#### [TASK BRIEF]
Please report every line from the material that contains the word "center".

#### [RECORD EXCERPTS]
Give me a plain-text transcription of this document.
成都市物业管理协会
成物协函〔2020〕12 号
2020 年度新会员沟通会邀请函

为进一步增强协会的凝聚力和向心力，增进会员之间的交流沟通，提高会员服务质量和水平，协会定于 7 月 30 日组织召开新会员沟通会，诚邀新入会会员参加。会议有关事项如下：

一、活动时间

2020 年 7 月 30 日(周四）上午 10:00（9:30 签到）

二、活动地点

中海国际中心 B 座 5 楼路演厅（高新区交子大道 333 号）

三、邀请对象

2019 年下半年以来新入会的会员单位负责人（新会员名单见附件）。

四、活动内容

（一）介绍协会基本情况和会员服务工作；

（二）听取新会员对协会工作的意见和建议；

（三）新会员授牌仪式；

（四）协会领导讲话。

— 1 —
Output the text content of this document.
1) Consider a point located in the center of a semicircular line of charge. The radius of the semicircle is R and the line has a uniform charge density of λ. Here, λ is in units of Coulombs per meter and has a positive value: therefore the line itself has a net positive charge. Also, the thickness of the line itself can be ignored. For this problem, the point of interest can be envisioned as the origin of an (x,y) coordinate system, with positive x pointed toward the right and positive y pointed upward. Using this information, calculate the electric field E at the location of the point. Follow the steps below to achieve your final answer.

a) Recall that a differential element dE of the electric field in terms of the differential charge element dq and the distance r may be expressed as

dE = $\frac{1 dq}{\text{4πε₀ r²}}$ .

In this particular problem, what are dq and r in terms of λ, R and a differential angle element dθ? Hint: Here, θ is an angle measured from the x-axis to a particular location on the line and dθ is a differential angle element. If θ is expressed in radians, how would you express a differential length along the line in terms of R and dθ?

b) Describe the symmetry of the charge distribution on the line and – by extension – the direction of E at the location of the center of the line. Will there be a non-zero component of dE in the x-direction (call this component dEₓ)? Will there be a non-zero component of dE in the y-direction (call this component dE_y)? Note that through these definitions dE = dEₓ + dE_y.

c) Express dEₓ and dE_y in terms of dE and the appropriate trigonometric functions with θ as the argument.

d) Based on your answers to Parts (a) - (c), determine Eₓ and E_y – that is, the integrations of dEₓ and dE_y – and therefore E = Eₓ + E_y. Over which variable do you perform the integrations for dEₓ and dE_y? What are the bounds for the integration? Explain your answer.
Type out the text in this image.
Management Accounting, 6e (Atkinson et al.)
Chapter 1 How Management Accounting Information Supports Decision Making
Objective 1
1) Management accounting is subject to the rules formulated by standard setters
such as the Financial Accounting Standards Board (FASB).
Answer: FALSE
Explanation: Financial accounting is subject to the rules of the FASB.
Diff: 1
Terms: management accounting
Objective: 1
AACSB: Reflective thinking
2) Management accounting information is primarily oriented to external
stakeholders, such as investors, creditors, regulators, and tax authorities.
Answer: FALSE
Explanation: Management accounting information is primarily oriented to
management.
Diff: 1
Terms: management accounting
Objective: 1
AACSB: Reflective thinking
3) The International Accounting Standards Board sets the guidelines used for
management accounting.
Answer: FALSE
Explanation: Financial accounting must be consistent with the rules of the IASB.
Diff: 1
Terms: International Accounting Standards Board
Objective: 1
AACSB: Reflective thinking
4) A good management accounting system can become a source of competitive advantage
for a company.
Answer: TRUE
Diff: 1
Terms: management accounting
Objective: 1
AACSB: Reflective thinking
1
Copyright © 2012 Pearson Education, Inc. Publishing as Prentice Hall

#### [TASK RESULT]
1) Consider a point located in the center of a semicircular line of charge. The radius of the semicircle is R and the line has a uniform charge density of λ. Here, λ is in units of Coulombs per meter and has a positive value: therefore the line itself has a net positive charge. Also, the thickness of the line itself can be ignored. For this problem, the point of interest can be envisioned as the origin of an (x,y) coordinate system, with positive x pointed toward the right and positive y pointed upward. Using this information, calculate the electric field E at the location of the point. Follow the steps below to achieve your final answer.
b) Describe the symmetry of the charge distribution on the line and – by extension – the direction of E at the location of the center of the line. Will there be a non-zero component of dE in the x-direction (call this component dEₓ)? Will there be a non-zero component of dE in the y-direction (call this component dE_y)? Note that through these definitions dE = dEₓ + dE_y.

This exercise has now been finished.